### Exercise materials
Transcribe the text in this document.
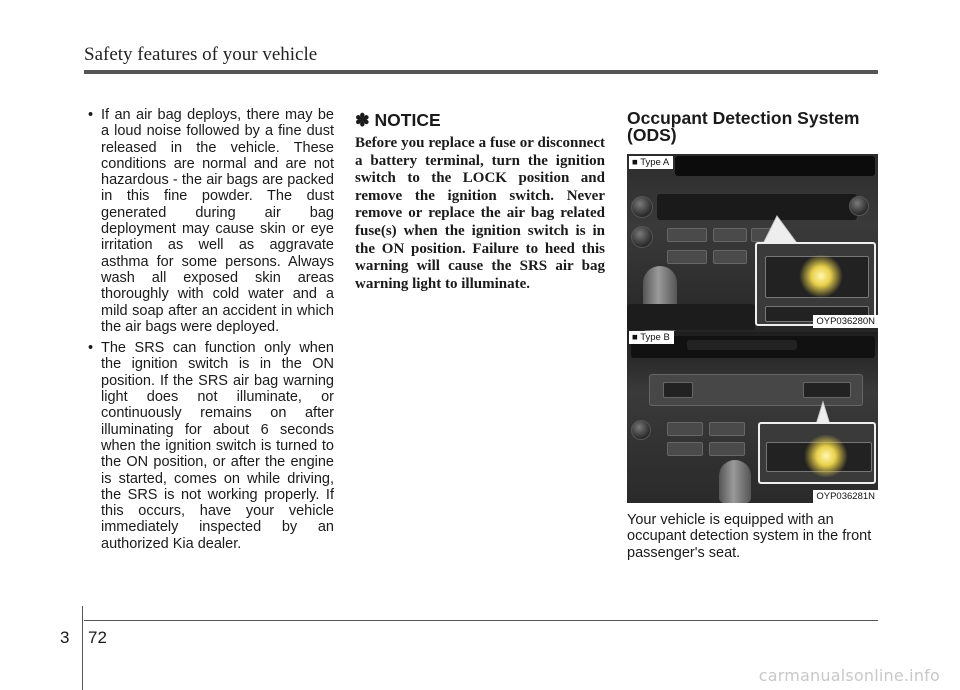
Safety features of your vehicle
• If an air bag deploys, there may be a loud noise followed by a fine dust released in the vehicle. These conditions are normal and are not hazardous - the air bags are packed in this fine powder. The dust generated during air bag deployment may cause skin or eye irritation as well as aggravate asthma for some persons. Always wash all exposed skin areas thoroughly with cold water and a mild soap after an accident in which the air bags were deployed.
• The SRS can function only when the ignition switch is in the ON position. If the SRS air bag warning light does not illuminate, or continuously remains on after illuminating for about 6 seconds when the ignition switch is turned to the ON position, or after the engine is started, comes on while driving, the SRS is not working properly. If this occurs, have your vehicle immediately inspected by an authorized Kia dealer.
✽ NOTICE
Before you replace a fuse or disconnect a battery terminal, turn the ignition switch to the LOCK position and remove the ignition switch. Never remove or replace the air bag related fuse(s) when the ignition switch is in the ON position. Failure to heed this warning will cause the SRS air bag warning light to illuminate.
Occupant Detection System (ODS)
■ Type A
OYP036280N
■ Type B
OYP036281N
Your vehicle is equipped with an occupant detection system in the front passenger's seat.
3 72
carmanualsonline.info
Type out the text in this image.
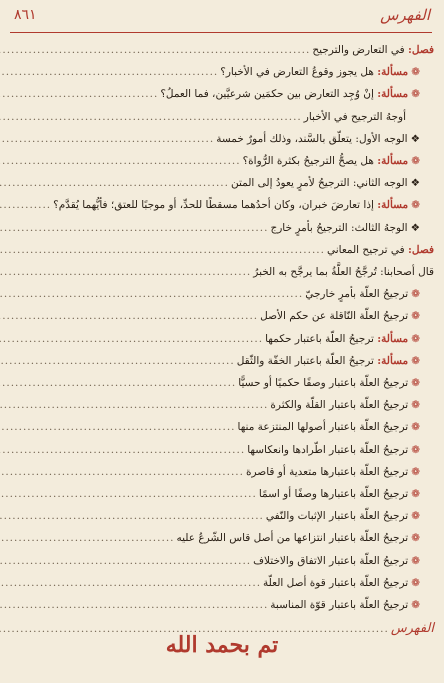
الفهرس
٨٦١
فصل: في التعارض والترجيح
.....
❁مسألة: هل يجوز وقوعُ التعارض في الأخبار؟
.....
❁مسألة: إنْ وُجِد التعارض بين حكمَين شرعيَّين، فما العملُ؟
.....
أوجهُ الترجيح في الأخبار
.....
❖الوجه الأول: يتعلّق بالسَّند، وذلك أمورٌ خمسة
.....
❁مسألة: هل يصحُّ الترجيحُ بكثرة الرُّواة؟
.....
❖الوجه الثاني: الترجيحُ لأمرٍ يعودُ إلى المتن
.....
❁مسألة: إذا تعارضَ خبران، وكان أحدُهما مسقطًا للحدِّ، أو موجبًا للعتق؛ فأيُّهما يُقدَّم؟
.....
❖الوجهُ الثالث: الترجيحُ بأمرٍ خارج
.....
فصل: في ترجيح المعاني
.....
قال أصحابنا: تُرجَّحُ العلَّةُ بما يرجَّح به الخبرُ
.....
❁ترجيحُ العلّة بأمرٍ خارجيّ
.....
❁ترجيحُ العلّة النّاقلة عن حكم الأصل
.....
❁مسألة: ترجيحُ العلّة باعتبار حكمها
.....
❁مسألة: ترجيحُ العلّة باعتبار الخفّة والثّقل
.....
❁ترجيحُ العلّة باعتبار وصفًا حكميًا أو حسيًّا
.....
❁ترجيحُ العلّة باعتبار القلّة والكثرة
.....
❁ترجيحُ العلّة باعتبار أصولها المنتزعة منها
.....
❁ترجيحُ العلّة باعتبار اطّرادها وانعكاسها
.....
❁ترجيحُ العلّة باعتبارها متعدية أو قاصرة
.....
❁ترجيحُ العلّة باعتبارها وصفًا أو اسمًا
.....
❁ترجيحُ العلّة باعتبار الإثبات والنّفي
.....
❁ترجيحُ العلّة باعتبار انتزاعها من أصل قاس الشّرعُ عليه
.....
❁ترجيحُ العلّة باعتبار الاتفاق والاختلاف
.....
❁ترجيحُ العلّة باعتبار قوة أصل العلّة
.....
❁ترجيحُ العلّة باعتبار قوّة المناسبة
.....
الفهرس
.....
تم بحمد الله
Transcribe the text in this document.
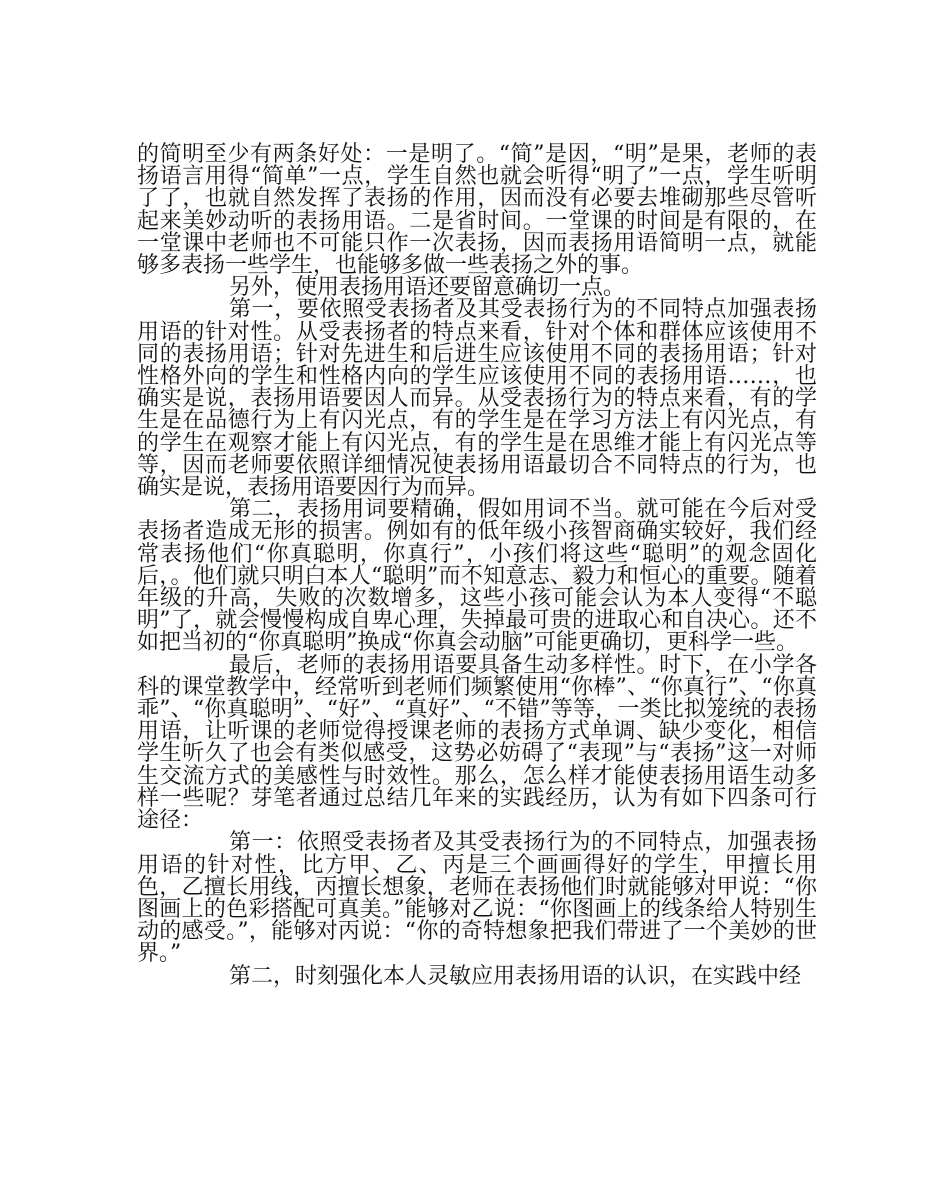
的简明至少有两条好处：一是明了。“简”是因，“明”是果，老师的表扬语言用得“简单”一点，学生自然也就会听得“明了”一点，学生听明了了，也就自然发挥了表扬的作用，因而没有必要去堆砌那些尽管听起来美妙动听的表扬用语。二是省时间。一堂课的时间是有限的，在一堂课中老师也不可能只作一次表扬，因而表扬用语简明一点，就能够多表扬一些学生，也能够多做一些表扬之外的事。

另外，使用表扬用语还要留意确切一点。

第一，要依照受表扬者及其受表扬行为的不同特点加强表扬用语的针对性。从受表扬者的特点来看，针对个体和群体应该使用不同的表扬用语；针对先进生和后进生应该使用不同的表扬用语；针对性格外向的学生和性格内向的学生应该使用不同的表扬用语……，也确实是说，表扬用语要因人而异。从受表扬行为的特点来看，有的学生是在品德行为上有闪光点，有的学生是在学习方法上有闪光点，有的学生在观察才能上有闪光点，有的学生是在思维才能上有闪光点等等，因而老师要依照详细情况使表扬用语最切合不同特点的行为，也确实是说，表扬用语要因行为而异。

第二，表扬用词要精确，假如用词不当。就可能在今后对受表扬者造成无形的损害。例如有的低年级小孩智商确实较好，我们经常表扬他们“你真聪明，你真行”，小孩们将这些“聪明”的观念固化后，。他们就只明白本人“聪明”而不知意志、毅力和恒心的重要。随着年级的升高，失败的次数增多，这些小孩可能会认为本人变得“不聪明”了，就会慢慢构成自卑心理，失掉最可贵的进取心和自决心。还不如把当初的“你真聪明”换成“你真会动脑”可能更确切，更科学一些。

最后，老师的表扬用语要具备生动多样性。时下，在小学各科的课堂教学中，经常听到老师们频繁使用“你棒”、“你真行”、“你真乖”、“你真聪明”、“好”、“真好”、“不错”等等，一类比拟笼统的表扬用语，让听课的老师觉得授课老师的表扬方式单调、缺少变化，相信学生听久了也会有类似感受，这势必妨碍了“表现”与“表扬”这一对师生交流方式的美感性与时效性。那么，怎么样才能使表扬用语生动多样一些呢？芽笔者通过总结几年来的实践经历，认为有如下四条可行途径：

第一：依照受表扬者及其受表扬行为的不同特点，加强表扬用语的针对性，比方甲、乙、丙是三个画画得好的学生，甲擅长用色，乙擅长用线，丙擅长想象，老师在表扬他们时就能够对甲说：“你图画上的色彩搭配可真美。”能够对乙说：“你图画上的线条给人特别生动的感受。”，能够对丙说：“你的奇特想象把我们带进了一个美妙的世界。”

第二，时刻强化本人灵敏应用表扬用语的认识，在实践中经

### What is required
Write out every line of the data that holds the word "warning".

### Problem solution
• The SRS can function only when the ignition switch is in the ON position. If the SRS air bag warning light does not illuminate, or continuously remains on after illuminating for about 6 seconds when the ignition switch is turned to the ON position, or after the engine is started, comes on while driving, the SRS is not working properly. If this occurs, have your vehicle immediately inspected by an authorized Kia dealer.
Before you replace a fuse or disconnect a battery terminal, turn the ignition switch to the LOCK position and remove the ignition switch. Never remove or replace the air bag related fuse(s) when the ignition switch is in the ON position. Failure to heed this warning will cause the SRS air bag warning light to illuminate.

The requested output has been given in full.